PROBLEM: Pull out every line with the word "meta" from the entries below.

Extracted data entries:
* * *

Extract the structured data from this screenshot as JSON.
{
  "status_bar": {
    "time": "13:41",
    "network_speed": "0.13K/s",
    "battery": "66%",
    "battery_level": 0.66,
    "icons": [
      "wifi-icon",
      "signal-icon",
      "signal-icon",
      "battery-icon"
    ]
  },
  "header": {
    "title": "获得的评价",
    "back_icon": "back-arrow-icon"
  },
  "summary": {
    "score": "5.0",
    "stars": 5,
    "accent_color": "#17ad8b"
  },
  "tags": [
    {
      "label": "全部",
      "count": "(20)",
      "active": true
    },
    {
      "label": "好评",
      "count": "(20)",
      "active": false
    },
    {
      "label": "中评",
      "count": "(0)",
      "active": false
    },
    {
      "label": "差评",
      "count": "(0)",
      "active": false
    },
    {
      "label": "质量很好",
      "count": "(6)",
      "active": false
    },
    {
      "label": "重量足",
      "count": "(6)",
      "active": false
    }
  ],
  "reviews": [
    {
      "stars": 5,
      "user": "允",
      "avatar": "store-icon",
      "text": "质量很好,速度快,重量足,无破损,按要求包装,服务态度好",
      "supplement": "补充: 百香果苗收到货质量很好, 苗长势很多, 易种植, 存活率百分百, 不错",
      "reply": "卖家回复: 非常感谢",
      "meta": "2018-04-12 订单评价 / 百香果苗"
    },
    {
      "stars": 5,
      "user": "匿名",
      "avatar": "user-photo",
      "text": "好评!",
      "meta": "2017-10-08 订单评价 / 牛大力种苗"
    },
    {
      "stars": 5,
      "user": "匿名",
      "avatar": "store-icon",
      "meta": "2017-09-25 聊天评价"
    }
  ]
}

* * *

RESPONSE TO THE TASK:
      "meta": "2018-04-12 订单评价 / 百香果苗"
      "meta": "2017-10-08 订单评价 / 牛大力种苗"
      "meta": "2017-09-25 聊天评价"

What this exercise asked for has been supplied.